━━━━━ Available records

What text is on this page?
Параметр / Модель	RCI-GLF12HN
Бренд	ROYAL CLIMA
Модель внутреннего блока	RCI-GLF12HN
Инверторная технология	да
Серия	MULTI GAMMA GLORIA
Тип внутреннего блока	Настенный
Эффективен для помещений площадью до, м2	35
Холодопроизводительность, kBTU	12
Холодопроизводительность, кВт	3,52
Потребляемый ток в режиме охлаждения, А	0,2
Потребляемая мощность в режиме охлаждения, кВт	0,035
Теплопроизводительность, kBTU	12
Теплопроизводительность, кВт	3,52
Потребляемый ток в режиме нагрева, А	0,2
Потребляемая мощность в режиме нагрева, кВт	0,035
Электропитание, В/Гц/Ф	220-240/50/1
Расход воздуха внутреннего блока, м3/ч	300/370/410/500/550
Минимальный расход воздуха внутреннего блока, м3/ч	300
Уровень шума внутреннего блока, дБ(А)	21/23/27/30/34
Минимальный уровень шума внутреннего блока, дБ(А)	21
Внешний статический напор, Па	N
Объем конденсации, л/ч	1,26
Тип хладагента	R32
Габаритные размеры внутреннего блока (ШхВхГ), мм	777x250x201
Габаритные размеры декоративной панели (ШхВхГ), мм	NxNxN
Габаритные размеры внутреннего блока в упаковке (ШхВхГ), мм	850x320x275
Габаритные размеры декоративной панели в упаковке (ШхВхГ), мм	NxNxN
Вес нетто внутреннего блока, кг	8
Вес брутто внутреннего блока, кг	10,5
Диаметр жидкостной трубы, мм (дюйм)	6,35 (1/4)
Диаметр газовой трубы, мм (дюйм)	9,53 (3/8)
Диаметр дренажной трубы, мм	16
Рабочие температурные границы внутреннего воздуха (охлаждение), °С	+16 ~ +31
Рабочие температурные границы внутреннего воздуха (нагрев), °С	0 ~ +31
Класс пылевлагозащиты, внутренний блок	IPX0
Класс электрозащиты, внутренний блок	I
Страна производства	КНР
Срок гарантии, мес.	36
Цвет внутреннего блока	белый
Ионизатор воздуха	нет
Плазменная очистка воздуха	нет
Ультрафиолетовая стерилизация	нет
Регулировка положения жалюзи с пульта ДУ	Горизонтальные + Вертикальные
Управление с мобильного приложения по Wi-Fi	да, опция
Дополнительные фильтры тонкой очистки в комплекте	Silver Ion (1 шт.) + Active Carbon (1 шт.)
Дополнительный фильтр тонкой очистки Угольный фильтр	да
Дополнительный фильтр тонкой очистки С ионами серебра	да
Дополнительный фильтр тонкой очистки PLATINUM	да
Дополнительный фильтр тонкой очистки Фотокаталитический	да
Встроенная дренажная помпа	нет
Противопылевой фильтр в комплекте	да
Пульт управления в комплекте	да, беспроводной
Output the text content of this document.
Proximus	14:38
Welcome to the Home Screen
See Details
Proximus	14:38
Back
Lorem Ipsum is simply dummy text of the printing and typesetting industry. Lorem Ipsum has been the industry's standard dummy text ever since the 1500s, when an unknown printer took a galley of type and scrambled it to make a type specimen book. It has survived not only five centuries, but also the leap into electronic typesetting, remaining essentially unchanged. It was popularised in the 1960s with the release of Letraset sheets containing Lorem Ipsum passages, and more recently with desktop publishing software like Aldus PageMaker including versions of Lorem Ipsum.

━━━━━━━━━━

**Set problem:**
Output the full listing exactly as it stands.

**Final answer:**
What text is on this page?
Параметр / Модель	RCI-GLF12HN
Бренд	ROYAL CLIMA
Модель внутреннего блока	RCI-GLF12HN
Инверторная технология	да
Серия	MULTI GAMMA GLORIA
Тип внутреннего блока	Настенный
Эффективен для помещений площадью до, м2	35
Холодопроизводительность, kBTU	12
Холодопроизводительность, кВт	3,52
Потребляемый ток в режиме охлаждения, А	0,2
Потребляемая мощность в режиме охлаждения, кВт	0,035
Теплопроизводительность, kBTU	12
Теплопроизводительность, кВт	3,52
Потребляемый ток в режиме нагрева, А	0,2
Потребляемая мощность в режиме нагрева, кВт	0,035
Электропитание, В/Гц/Ф	220-240/50/1
Расход воздуха внутреннего блока, м3/ч	300/370/410/500/550
Минимальный расход воздуха внутреннего блока, м3/ч	300
Уровень шума внутреннего блока, дБ(А)	21/23/27/30/34
Минимальный уровень шума внутреннего блока, дБ(А)	21
Внешний статический напор, Па	N
Объем конденсации, л/ч	1,26
Тип хладагента	R32
Габаритные размеры внутреннего блока (ШхВхГ), мм	777x250x201
Габаритные размеры декоративной панели (ШхВхГ), мм	NxNxN
Габаритные размеры внутреннего блока в упаковке (ШхВхГ), мм	850x320x275
Габаритные размеры декоративной панели в упаковке (ШхВхГ), мм	NxNxN
Вес нетто внутреннего блока, кг	8
Вес брутто внутреннего блока, кг	10,5
Диаметр жидкостной трубы, мм (дюйм)	6,35 (1/4)
Диаметр газовой трубы, мм (дюйм)	9,53 (3/8)
Диаметр дренажной трубы, мм	16
Рабочие температурные границы внутреннего воздуха (охлаждение), °С	+16 ~ +31
Рабочие температурные границы внутреннего воздуха (нагрев), °С	0 ~ +31
Класс пылевлагозащиты, внутренний блок	IPX0
Класс электрозащиты, внутренний блок	I
Страна производства	КНР
Срок гарантии, мес.	36
Цвет внутреннего блока	белый
Ионизатор воздуха	нет
Плазменная очистка воздуха	нет
Ультрафиолетовая стерилизация	нет
Регулировка положения жалюзи с пульта ДУ	Горизонтальные + Вертикальные
Управление с мобильного приложения по Wi-Fi	да, опция
Дополнительные фильтры тонкой очистки в комплекте	Silver Ion (1 шт.) + Active Carbon (1 шт.)
Дополнительный фильтр тонкой очистки Угольный фильтр	да
Дополнительный фильтр тонкой очистки С ионами серебра	да
Дополнительный фильтр тонкой очистки PLATINUM	да
Дополнительный фильтр тонкой очистки Фотокаталитический	да
Встроенная дренажная помпа	нет
Противопылевой фильтр в комплекте	да
Пульт управления в комплекте	да, беспроводной
Output the text content of this document.
Proximus	14:38
Welcome to the Home Screen
See Details
Proximus	14:38
Back
Lorem Ipsum is simply dummy text of the printing and typesetting industry. Lorem Ipsum has been the industry's standard dummy text ever since the 1500s, when an unknown printer took a galley of type and scrambled it to make a type specimen book. It has survived not only five centuries, but also the leap into electronic typesetting, remaining essentially unchanged. It was popularised in the 1960s with the release of Letraset sheets containing Lorem Ipsum passages, and more recently with desktop publishing software like Aldus PageMaker including versions of Lorem Ipsum.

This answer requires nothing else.